Stated exercise => Print the listing as it stands, omitting all images.

Task inputs =>
━━━━
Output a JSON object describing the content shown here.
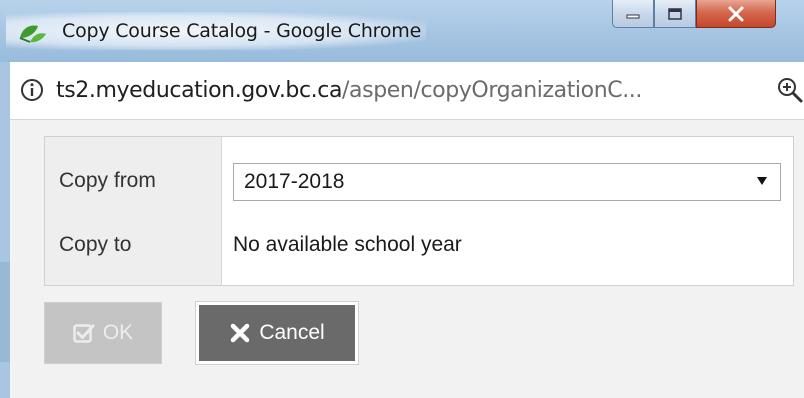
{
  "window": {
    "title": "Copy Course Catalog - Google Chrome",
    "app_icon": "chrome-leaf-icon",
    "controls": [
      "minimize-icon",
      "maximize-icon",
      "close-icon"
    ]
  },
  "addressbar": {
    "url_host": "ts2.myeducation.gov.bc.ca",
    "url_path": "/aspen/copyOrganizationC...",
    "info_icon": "info-icon",
    "zoom_icon": "zoom-icon"
  },
  "form": {
    "copy_from": {
      "label": "Copy from",
      "selected": "2017-2018"
    },
    "copy_to": {
      "label": "Copy to",
      "value": "No available school year"
    }
  },
  "buttons": {
    "ok": {
      "label": "OK",
      "icon": "checkbox-check-icon",
      "enabled": false
    },
    "cancel": {
      "label": "Cancel",
      "icon": "x-icon",
      "enabled": true
    }
  },
  "colors": {
    "titlebar": "#a9c7e4",
    "close_button": "#c5462a",
    "cancel_button": "#6a6a6a",
    "ok_disabled": "#c4c4c4"
  }
}
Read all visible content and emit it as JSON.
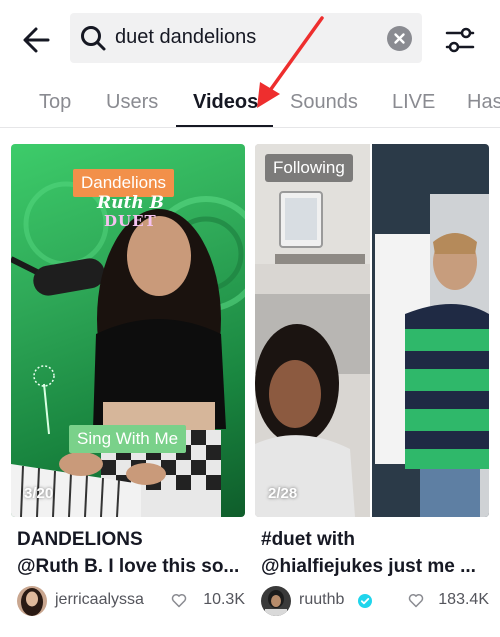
{
  "search": {
    "query": "duet dandelions"
  },
  "tabs": [
    {
      "label": "Top"
    },
    {
      "label": "Users"
    },
    {
      "label": "Videos"
    },
    {
      "label": "Sounds"
    },
    {
      "label": "LIVE"
    },
    {
      "label": "Has"
    }
  ],
  "active_tab": "Videos",
  "colors": {
    "accent_arrow": "#ee2e2e",
    "text_primary": "#161823",
    "text_secondary": "#8a8b91",
    "verified": "#20d5ec"
  },
  "cards": [
    {
      "overlay_top": "Dandelions",
      "overlay_script": "Ruth B",
      "overlay_duet": "DUET",
      "overlay_bottom": "Sing With Me",
      "counter": "3/20",
      "title": "DANDELIONS",
      "description": "@Ruth B. I love this so...",
      "username": "jerricaalyssa",
      "likes": "10.3K",
      "verified": false
    },
    {
      "badge": "Following",
      "counter": "2/28",
      "title": "#duet with",
      "description": "@hialfiejukes just me ...",
      "username": "ruuthb",
      "likes": "183.4K",
      "verified": true
    }
  ],
  "icons": {
    "back": "arrow-left-icon",
    "search": "search-icon",
    "clear": "close-circle-icon",
    "filter": "sliders-icon",
    "like": "heart-icon",
    "verified": "verified-check-icon"
  }
}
━━━━
Solution =>
Output a JSON object describing the content shown here.
{
  "window": {
    "title": "Copy Course Catalog - Google Chrome",
    "app_icon": "chrome-leaf-icon",
    "controls": [
      "minimize-icon",
      "maximize-icon",
      "close-icon"
    ]
  },
  "addressbar": {
    "url_host": "ts2.myeducation.gov.bc.ca",
    "url_path": "/aspen/copyOrganizationC...",
    "info_icon": "info-icon",
    "zoom_icon": "zoom-icon"
  },
  "form": {
    "copy_from": {
      "label": "Copy from",
      "selected": "2017-2018"
    },
    "copy_to": {
      "label": "Copy to",
      "value": "No available school year"
    }
  },
  "buttons": {
    "ok": {
      "label": "OK",
      "icon": "checkbox-check-icon",
      "enabled": false
    },
    "cancel": {
      "label": "Cancel",
      "icon": "x-icon",
      "enabled": true
    }
  },
  "colors": {
    "titlebar": "#a9c7e4",
    "close_button": "#c5462a",
    "cancel_button": "#6a6a6a",
    "ok_disabled": "#c4c4c4"
  }
}
Read all visible content and emit it as JSON.
{
  "search": {
    "query": "duet dandelions"
  },
  "tabs": [
    {
      "label": "Top"
    },
    {
      "label": "Users"
    },
    {
      "label": "Videos"
    },
    {
      "label": "Sounds"
    },
    {
      "label": "LIVE"
    },
    {
      "label": "Has"
    }
  ],
  "active_tab": "Videos",
  "colors": {
    "accent_arrow": "#ee2e2e",
    "text_primary": "#161823",
    "text_secondary": "#8a8b91",
    "verified": "#20d5ec"
  },
  "cards": [
    {
      "overlay_top": "Dandelions",
      "overlay_script": "Ruth B",
      "overlay_duet": "DUET",
      "overlay_bottom": "Sing With Me",
      "counter": "3/20",
      "title": "DANDELIONS",
      "description": "@Ruth B. I love this so...",
      "username": "jerricaalyssa",
      "likes": "10.3K",
      "verified": false
    },
    {
      "badge": "Following",
      "counter": "2/28",
      "title": "#duet with",
      "description": "@hialfiejukes just me ...",
      "username": "ruuthb",
      "likes": "183.4K",
      "verified": true
    }
  ],
  "icons": {
    "back": "arrow-left-icon",
    "search": "search-icon",
    "clear": "close-circle-icon",
    "filter": "sliders-icon",
    "like": "heart-icon",
    "verified": "verified-check-icon"
  }
}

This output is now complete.